Stored entries:

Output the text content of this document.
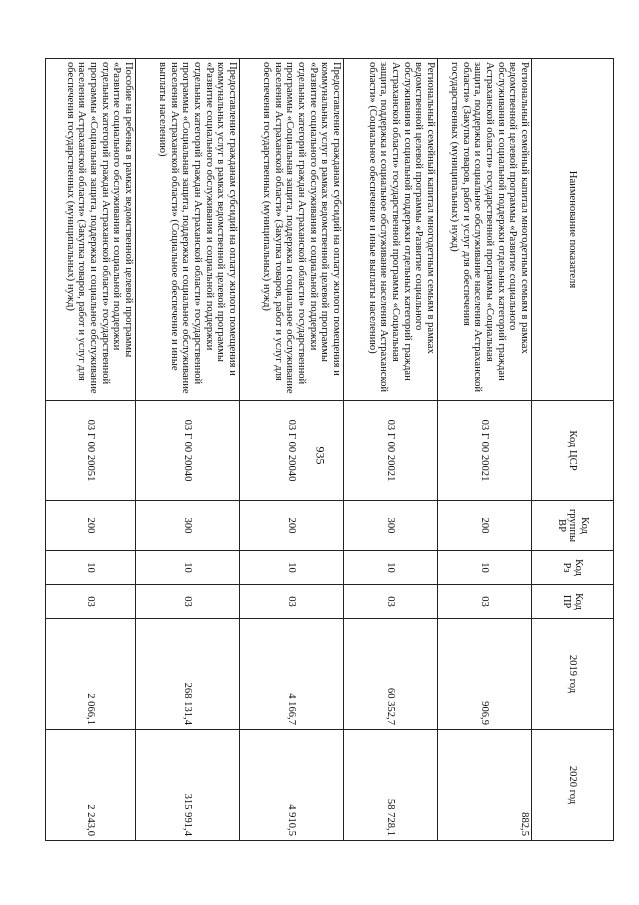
935
Наименование показателя	Код ЦСР	Код группы ВР	Код Рз	Код ПР	2019 год	2020 год
Региональный семейный капитал многодетным семьям в рамках ведомственной целевой программы «Развитие социального обслуживания и социальной поддержки отдельных категорий граждан Астраханской области» государственной программы «Социальная защита, поддержка и социальное обслуживание населения Астраханской области» (Закупка товаров, работ и услуг для обеспечения государственных (муниципальных) нужд)	03 Г 00 20021	200	10	03	906,9	882,5
Региональный семейный капитал многодетным семьям в рамках ведомственной целевой программы «Развитие социального обслуживания и социальной поддержки отдельных категорий граждан Астраханской области» государственной программы «Социальная защита, поддержка и социальное обслуживание населения Астраханской области» (Социальное обеспечение и иные выплаты населению)	03 Г 00 20021	300	10	03	60 352,7	58 728,1
Предоставление гражданам субсидий на оплату жилого помещения и коммунальных услуг в рамках ведомственной целевой программы «Развитие социального обслуживания и социальной поддержки отдельных категорий граждан Астраханской области» государственной программы «Социальная защита, поддержка и социальное обслуживание населения Астраханской области» (Закупка товаров, работ и услуг для обеспечения государственных (муниципальных) нужд)	03 Г 00 20040	200	10	03	4 166,7	4 910,5
Предоставление гражданам субсидий на оплату жилого помещения и коммунальных услуг в рамках ведомственной целевой программы «Развитие социального обслуживания и социальной поддержки отдельных категорий граждан Астраханской области» государственной программы «Социальная защита, поддержка и социальное обслуживание населения Астраханской области» (Социальное обеспечение и иные выплаты населению)	03 Г 00 20040	300	10	03	268 131,4	315 991,4
Пособие на ребенка в рамках ведомственной целевой программы «Развитие социального обслуживания и социальной поддержки отдельных категорий граждан Астраханской области» государственной программы «Социальная защита, поддержка и социальное обслуживание населения Астраханской области» (Закупка товаров, работ и услуг для обеспечения государственных (муниципальных) нужд)	03 Г 00 20051	200	10	03	2 066,1	2 243,0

The request: From the records given above, reproduce all text exactly and exclude each picture.

Written answer:
Output the text content of this document.
935
Наименование показателя	Код ЦСР	Код группы ВР	Код Рз	Код ПР	2019 год	2020 год
Региональный семейный капитал многодетным семьям в рамках ведомственной целевой программы «Развитие социального обслуживания и социальной поддержки отдельных категорий граждан Астраханской области» государственной программы «Социальная защита, поддержка и социальное обслуживание населения Астраханской области» (Закупка товаров, работ и услуг для обеспечения государственных (муниципальных) нужд)	03 Г 00 20021	200	10	03	906,9	882,5
Региональный семейный капитал многодетным семьям в рамках ведомственной целевой программы «Развитие социального обслуживания и социальной поддержки отдельных категорий граждан Астраханской области» государственной программы «Социальная защита, поддержка и социальное обслуживание населения Астраханской области» (Социальное обеспечение и иные выплаты населению)	03 Г 00 20021	300	10	03	60 352,7	58 728,1
Предоставление гражданам субсидий на оплату жилого помещения и коммунальных услуг в рамках ведомственной целевой программы «Развитие социального обслуживания и социальной поддержки отдельных категорий граждан Астраханской области» государственной программы «Социальная защита, поддержка и социальное обслуживание населения Астраханской области» (Закупка товаров, работ и услуг для обеспечения государственных (муниципальных) нужд)	03 Г 00 20040	200	10	03	4 166,7	4 910,5
Предоставление гражданам субсидий на оплату жилого помещения и коммунальных услуг в рамках ведомственной целевой программы «Развитие социального обслуживания и социальной поддержки отдельных категорий граждан Астраханской области» государственной программы «Социальная защита, поддержка и социальное обслуживание населения Астраханской области» (Социальное обеспечение и иные выплаты населению)	03 Г 00 20040	300	10	03	268 131,4	315 991,4
Пособие на ребенка в рамках ведомственной целевой программы «Развитие социального обслуживания и социальной поддержки отдельных категорий граждан Астраханской области» государственной программы «Социальная защита, поддержка и социальное обслуживание населения Астраханской области» (Закупка товаров, работ и услуг для обеспечения государственных (муниципальных) нужд)	03 Г 00 20051	200	10	03	2 066,1	2 243,0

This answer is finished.